━━ Texto do exercício
Semelhante confissão tem sido o objetivo da maioria dos discípulos,
através dos tempos; mas, essa atitude desassombrada é uma
das faces da realização, sem constituir, entretanto, o seu
precioso conjunto.
Confessar o Cristo, diante dos homens, é revelar-lhe a luz e o
poder, em ações de amor e desprendimento, que os homens
vulgares ainda não conhecem. Não será instituir convicções
apressadas nos outros, mas pautar a vida em plano diferente e superior,
de sorte que os espíritos mais frágeis ou levianos possam
encontrar, junto de nossa alma algo de mais elevado, que não sentem
noutros lugares e situações do mundo. Não é
fácil confessar a Jesus entre as comunidades terrestres, quando
sabemos que Ele próprio foi por elas conduzido à cruz do
martírio; mas, é dessa confissão que a sua palavra
persuasiva nos fala no Evangelho da Verdade e do Amor.
━━━━
-- O que fazer --
Transcreva por inteiro, sem nenhuma alteração, o texto sobre a confissão do Cristo diante dos homens. Os dados constituem um material à parte, independente do texto.
━━ Conjunto de dados
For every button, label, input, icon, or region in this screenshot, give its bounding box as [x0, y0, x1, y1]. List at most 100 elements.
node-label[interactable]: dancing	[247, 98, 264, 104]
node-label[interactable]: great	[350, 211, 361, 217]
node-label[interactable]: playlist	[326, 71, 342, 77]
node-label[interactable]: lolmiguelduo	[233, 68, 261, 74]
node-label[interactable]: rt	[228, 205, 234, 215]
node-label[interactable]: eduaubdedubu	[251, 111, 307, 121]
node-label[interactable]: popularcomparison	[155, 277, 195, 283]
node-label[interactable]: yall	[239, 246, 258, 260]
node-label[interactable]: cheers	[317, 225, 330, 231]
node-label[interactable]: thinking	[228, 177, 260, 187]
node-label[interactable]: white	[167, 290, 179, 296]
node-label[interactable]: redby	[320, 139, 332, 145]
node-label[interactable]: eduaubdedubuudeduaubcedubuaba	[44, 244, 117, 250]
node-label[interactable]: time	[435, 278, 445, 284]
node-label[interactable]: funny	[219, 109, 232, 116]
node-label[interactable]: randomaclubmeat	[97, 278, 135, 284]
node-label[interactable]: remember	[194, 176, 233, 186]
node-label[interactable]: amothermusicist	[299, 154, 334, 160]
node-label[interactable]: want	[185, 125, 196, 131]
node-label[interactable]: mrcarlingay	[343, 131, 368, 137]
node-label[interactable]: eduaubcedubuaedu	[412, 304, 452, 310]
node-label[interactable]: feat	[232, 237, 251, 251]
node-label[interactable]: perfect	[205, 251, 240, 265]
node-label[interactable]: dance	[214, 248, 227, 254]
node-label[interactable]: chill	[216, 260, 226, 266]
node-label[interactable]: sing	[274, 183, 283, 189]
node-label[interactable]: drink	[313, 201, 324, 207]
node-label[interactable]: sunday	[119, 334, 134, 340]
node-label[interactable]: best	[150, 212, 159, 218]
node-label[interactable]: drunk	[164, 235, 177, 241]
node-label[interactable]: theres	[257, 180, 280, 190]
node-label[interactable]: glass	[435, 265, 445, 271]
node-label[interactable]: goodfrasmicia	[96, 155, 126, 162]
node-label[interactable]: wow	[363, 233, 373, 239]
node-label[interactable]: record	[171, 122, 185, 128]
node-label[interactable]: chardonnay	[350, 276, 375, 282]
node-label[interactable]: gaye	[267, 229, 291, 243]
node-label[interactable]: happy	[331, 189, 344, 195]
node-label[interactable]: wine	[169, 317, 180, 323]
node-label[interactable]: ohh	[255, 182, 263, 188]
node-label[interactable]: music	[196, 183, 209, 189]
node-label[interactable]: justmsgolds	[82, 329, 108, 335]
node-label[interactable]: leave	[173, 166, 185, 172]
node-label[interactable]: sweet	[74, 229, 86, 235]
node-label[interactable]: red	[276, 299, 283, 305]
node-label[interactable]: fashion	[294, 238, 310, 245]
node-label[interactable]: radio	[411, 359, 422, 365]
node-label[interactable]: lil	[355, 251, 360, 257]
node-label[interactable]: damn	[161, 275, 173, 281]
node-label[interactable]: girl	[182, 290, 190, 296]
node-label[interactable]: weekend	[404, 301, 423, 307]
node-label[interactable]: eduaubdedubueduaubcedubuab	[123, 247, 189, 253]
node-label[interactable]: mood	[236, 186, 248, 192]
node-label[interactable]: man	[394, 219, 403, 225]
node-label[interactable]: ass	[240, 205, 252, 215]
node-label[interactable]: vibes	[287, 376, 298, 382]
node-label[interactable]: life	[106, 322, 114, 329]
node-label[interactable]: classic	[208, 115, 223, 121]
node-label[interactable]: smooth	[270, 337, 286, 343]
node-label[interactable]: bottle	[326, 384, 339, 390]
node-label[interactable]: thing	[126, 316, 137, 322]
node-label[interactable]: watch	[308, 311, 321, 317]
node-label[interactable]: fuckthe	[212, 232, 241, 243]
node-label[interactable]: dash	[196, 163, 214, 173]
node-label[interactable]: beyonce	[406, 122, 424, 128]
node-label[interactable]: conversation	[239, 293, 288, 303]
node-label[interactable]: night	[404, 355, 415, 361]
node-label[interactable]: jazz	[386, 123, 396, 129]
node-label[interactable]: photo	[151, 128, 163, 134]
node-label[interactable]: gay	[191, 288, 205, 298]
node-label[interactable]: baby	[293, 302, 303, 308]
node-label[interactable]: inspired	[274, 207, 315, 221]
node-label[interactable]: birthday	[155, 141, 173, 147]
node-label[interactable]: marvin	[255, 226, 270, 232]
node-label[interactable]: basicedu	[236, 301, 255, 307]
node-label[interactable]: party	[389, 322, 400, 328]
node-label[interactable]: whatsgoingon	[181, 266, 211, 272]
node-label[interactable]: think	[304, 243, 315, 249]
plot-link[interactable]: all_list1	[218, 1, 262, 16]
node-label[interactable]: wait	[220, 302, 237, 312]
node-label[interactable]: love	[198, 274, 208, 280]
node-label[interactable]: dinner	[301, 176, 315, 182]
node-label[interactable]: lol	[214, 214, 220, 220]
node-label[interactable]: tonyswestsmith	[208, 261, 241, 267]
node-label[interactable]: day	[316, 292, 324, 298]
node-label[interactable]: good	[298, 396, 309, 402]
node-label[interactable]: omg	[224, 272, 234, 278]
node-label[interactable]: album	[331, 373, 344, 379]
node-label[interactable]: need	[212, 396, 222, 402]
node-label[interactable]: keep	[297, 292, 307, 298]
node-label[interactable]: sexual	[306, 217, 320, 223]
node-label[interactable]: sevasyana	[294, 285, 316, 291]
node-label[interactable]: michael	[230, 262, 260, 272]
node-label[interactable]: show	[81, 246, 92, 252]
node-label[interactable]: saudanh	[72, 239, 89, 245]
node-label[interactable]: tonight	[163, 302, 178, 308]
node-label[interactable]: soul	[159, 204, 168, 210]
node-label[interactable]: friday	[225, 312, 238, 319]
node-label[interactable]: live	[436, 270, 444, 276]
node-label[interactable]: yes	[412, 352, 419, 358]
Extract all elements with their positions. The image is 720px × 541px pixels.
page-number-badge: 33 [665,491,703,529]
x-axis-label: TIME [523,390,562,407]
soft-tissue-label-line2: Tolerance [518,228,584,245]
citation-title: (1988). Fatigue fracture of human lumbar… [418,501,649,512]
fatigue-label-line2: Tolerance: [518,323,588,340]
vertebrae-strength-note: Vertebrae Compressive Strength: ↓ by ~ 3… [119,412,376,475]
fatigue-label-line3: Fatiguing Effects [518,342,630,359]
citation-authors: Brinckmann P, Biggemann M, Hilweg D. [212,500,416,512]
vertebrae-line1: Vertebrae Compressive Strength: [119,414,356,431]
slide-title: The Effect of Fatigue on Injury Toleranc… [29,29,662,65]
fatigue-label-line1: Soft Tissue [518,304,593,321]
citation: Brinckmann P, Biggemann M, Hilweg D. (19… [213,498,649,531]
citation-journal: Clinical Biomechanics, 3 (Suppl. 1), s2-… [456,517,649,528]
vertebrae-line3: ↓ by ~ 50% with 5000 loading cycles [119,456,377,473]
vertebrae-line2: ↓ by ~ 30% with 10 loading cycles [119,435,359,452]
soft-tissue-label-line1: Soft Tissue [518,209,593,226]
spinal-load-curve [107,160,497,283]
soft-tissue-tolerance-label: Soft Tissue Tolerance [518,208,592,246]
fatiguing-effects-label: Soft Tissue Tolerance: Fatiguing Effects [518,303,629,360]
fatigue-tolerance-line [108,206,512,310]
━━━━
-- Resposta escrita --
Semelhante confissão tem sido o objetivo da maioria dos discípulos,
através dos tempos; mas, essa atitude desassombrada é uma
das faces da realização, sem constituir, entretanto, o seu
precioso conjunto.
Confessar o Cristo, diante dos homens, é revelar-lhe a luz e o
poder, em ações de amor e desprendimento, que os homens
vulgares ainda não conhecem. Não será instituir convicções
apressadas nos outros, mas pautar a vida em plano diferente e superior,
de sorte que os espíritos mais frágeis ou levianos possam
encontrar, junto de nossa alma algo de mais elevado, que não sentem
noutros lugares e situações do mundo. Não é
fácil confessar a Jesus entre as comunidades terrestres, quando
sabemos que Ele próprio foi por elas conduzido à cruz do
martírio; mas, é dessa confissão que a sua palavra
persuasiva nos fala no Evangelho da Verdade e do Amor.